• [TASK GOAL]: Your answer must consist solely of the number of lines that contain the word "this".

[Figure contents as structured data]
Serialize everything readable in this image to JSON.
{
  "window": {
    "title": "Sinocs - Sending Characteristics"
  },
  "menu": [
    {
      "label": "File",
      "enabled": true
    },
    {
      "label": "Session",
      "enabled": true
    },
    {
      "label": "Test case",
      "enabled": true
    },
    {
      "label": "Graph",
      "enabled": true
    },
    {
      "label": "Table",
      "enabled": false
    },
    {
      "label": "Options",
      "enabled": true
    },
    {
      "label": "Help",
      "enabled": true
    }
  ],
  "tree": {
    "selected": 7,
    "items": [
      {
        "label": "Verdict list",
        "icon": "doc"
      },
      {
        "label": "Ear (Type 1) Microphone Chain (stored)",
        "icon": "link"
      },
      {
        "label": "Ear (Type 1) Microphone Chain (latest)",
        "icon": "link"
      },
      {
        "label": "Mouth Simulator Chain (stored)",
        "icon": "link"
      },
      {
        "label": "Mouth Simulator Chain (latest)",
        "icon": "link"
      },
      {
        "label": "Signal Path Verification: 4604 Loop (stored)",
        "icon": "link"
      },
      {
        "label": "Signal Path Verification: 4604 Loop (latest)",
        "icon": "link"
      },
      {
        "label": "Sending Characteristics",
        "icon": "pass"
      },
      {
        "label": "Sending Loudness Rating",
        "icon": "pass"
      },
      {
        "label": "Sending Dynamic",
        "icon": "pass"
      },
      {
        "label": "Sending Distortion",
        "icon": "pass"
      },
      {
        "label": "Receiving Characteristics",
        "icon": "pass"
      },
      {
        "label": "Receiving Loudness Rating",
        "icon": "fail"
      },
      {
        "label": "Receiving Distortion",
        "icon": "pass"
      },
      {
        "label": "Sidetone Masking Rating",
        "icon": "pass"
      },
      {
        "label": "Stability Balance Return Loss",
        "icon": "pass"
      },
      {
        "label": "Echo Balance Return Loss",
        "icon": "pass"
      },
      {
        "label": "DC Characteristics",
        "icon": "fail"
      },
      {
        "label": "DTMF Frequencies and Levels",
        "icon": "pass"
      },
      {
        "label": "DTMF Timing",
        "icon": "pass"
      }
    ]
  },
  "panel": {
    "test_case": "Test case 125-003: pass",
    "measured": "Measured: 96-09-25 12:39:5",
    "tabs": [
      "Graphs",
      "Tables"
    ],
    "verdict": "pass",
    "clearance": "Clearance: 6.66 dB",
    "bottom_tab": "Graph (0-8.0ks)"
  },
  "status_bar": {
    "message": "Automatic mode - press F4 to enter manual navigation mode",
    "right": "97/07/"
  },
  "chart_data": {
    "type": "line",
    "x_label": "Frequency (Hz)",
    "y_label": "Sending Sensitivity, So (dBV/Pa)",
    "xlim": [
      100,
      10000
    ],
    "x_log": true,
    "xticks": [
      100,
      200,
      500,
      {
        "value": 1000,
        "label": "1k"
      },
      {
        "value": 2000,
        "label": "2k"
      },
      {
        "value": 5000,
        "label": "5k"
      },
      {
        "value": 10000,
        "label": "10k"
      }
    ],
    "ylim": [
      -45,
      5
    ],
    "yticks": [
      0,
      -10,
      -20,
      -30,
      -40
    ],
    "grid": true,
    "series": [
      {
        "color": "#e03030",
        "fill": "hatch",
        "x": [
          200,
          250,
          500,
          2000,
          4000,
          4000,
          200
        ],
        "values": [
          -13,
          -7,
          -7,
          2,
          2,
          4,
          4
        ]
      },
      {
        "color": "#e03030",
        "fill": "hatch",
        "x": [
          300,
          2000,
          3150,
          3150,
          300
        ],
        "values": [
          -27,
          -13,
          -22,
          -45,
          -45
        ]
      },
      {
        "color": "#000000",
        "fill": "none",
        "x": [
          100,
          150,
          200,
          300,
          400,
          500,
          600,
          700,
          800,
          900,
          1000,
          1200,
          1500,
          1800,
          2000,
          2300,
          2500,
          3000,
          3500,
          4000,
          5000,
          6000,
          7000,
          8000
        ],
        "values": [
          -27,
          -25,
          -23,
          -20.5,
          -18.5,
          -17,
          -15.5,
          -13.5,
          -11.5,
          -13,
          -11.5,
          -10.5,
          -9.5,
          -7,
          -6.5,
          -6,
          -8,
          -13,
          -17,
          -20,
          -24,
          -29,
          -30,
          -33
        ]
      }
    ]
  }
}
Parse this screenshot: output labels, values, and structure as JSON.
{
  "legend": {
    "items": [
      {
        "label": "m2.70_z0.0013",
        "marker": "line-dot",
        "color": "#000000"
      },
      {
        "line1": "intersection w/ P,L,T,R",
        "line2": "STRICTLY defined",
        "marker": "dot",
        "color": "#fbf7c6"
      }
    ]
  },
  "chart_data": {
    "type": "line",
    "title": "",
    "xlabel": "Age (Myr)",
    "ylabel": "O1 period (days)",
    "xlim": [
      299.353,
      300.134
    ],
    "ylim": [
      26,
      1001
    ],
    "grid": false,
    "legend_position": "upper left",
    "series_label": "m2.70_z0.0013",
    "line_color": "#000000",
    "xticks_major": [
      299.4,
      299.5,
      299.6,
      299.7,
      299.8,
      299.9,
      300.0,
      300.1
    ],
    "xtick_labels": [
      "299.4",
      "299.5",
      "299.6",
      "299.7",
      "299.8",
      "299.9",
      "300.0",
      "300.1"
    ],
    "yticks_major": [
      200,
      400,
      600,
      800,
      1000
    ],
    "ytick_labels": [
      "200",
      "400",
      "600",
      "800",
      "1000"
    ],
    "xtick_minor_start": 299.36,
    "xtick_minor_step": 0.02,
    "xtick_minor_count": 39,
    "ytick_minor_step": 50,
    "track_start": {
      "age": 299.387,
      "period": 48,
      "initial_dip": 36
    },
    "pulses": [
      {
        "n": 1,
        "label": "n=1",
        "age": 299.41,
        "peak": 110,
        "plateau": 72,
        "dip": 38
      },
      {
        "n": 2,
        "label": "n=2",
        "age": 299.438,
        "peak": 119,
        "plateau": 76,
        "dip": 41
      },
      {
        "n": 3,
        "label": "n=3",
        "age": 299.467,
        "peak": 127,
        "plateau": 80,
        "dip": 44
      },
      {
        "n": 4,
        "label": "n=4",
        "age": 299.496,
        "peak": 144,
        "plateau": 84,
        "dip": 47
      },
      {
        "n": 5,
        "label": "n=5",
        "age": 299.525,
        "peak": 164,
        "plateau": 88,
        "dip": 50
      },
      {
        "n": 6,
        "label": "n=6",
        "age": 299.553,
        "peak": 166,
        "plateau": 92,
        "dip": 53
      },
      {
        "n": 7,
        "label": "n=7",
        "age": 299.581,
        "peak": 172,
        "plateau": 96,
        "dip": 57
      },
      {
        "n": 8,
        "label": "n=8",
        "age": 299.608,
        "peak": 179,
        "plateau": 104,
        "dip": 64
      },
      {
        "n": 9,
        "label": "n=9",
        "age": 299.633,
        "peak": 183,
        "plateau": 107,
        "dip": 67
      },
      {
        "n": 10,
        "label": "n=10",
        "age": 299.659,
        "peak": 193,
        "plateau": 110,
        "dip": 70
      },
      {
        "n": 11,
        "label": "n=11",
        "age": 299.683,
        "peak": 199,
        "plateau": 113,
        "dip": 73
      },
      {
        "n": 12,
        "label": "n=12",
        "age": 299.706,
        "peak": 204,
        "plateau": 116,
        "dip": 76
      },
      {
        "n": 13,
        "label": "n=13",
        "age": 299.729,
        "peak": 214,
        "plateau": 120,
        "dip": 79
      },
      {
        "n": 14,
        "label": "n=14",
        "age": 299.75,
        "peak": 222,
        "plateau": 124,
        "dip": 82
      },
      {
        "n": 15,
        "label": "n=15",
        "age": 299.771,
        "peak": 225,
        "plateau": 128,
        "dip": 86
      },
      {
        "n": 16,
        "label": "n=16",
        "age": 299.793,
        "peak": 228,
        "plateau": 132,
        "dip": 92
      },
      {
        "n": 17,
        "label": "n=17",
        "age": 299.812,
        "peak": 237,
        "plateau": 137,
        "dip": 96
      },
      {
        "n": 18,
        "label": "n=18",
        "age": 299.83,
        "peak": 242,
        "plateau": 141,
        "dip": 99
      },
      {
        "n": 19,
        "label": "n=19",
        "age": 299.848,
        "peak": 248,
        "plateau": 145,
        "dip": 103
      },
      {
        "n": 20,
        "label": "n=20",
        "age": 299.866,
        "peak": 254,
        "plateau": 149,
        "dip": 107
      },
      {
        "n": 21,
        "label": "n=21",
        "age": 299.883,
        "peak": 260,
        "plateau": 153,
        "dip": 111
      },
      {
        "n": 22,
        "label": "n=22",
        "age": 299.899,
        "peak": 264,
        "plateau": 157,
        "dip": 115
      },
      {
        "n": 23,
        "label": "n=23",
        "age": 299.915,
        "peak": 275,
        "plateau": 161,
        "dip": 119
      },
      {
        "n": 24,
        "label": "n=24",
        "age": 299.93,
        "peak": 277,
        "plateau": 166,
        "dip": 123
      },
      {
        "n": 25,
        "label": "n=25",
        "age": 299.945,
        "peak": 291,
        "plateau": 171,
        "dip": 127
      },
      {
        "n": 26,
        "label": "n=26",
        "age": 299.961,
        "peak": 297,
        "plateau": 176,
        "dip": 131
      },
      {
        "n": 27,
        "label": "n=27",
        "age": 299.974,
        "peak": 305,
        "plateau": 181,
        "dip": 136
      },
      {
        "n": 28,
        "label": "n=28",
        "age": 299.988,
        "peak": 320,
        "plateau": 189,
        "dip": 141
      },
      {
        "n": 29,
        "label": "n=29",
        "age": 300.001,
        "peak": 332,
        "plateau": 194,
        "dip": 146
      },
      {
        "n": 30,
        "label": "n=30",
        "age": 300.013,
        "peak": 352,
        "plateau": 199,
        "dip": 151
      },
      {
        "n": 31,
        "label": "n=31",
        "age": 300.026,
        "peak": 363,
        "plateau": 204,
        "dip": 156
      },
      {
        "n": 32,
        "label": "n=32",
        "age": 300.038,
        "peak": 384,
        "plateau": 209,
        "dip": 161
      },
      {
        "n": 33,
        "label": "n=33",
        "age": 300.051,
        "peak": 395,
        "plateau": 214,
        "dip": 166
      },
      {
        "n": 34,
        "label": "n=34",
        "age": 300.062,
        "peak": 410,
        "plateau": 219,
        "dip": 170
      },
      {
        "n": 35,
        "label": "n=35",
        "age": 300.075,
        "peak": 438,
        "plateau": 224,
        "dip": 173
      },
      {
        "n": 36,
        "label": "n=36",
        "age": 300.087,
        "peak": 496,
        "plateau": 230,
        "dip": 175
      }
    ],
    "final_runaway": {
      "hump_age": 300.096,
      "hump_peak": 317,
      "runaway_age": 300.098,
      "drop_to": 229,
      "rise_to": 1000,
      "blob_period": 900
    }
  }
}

• [THE ANSWER]: 2